(Collection entries)
-*-

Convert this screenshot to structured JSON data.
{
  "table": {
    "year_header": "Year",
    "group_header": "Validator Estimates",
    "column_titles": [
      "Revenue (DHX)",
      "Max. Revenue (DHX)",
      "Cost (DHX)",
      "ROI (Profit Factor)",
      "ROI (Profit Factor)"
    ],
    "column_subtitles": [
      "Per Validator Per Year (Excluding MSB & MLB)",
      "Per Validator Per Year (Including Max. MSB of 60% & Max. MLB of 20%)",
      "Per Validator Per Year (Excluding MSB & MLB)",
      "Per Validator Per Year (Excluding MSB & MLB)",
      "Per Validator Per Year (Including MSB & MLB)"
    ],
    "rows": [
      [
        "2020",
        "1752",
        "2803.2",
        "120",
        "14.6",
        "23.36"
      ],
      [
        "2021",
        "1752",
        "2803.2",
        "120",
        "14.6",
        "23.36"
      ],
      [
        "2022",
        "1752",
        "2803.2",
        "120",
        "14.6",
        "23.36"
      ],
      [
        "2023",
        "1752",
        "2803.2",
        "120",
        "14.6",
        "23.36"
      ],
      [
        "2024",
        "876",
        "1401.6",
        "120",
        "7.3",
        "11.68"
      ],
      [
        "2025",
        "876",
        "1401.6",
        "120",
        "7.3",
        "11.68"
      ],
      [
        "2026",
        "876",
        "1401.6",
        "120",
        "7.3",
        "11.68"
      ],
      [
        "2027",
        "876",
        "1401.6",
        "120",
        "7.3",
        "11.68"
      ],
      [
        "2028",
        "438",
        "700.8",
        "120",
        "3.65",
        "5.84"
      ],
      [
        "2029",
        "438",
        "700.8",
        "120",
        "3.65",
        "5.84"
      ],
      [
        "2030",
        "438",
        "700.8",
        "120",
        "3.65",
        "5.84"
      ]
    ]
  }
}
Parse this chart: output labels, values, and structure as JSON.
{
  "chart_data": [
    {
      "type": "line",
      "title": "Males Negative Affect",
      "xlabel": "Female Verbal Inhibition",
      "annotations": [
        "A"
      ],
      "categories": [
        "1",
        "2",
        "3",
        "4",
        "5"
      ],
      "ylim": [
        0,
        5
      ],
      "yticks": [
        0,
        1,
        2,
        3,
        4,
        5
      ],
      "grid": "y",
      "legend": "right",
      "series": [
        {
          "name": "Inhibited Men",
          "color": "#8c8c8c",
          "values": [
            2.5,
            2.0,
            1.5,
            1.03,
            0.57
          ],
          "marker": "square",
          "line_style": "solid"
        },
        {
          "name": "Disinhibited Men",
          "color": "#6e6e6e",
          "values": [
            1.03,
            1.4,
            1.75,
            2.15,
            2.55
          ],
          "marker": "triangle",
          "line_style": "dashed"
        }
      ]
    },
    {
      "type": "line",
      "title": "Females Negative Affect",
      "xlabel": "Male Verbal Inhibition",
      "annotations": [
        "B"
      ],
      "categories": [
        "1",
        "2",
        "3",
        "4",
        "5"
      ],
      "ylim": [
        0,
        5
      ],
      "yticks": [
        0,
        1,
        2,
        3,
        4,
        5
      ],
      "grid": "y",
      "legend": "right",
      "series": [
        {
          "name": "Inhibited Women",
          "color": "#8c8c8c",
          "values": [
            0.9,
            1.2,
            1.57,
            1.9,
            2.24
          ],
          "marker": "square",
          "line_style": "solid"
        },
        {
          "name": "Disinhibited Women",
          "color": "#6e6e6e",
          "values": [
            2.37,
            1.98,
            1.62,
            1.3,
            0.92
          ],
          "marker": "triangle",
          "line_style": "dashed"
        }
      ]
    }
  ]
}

-*-

→ **What the task requires**
Find the string "Negative" in the records, then copy each line where it occurs.

→ **Solution**
      "title": "Males Negative Affect",
      "title": "Females Negative Affect",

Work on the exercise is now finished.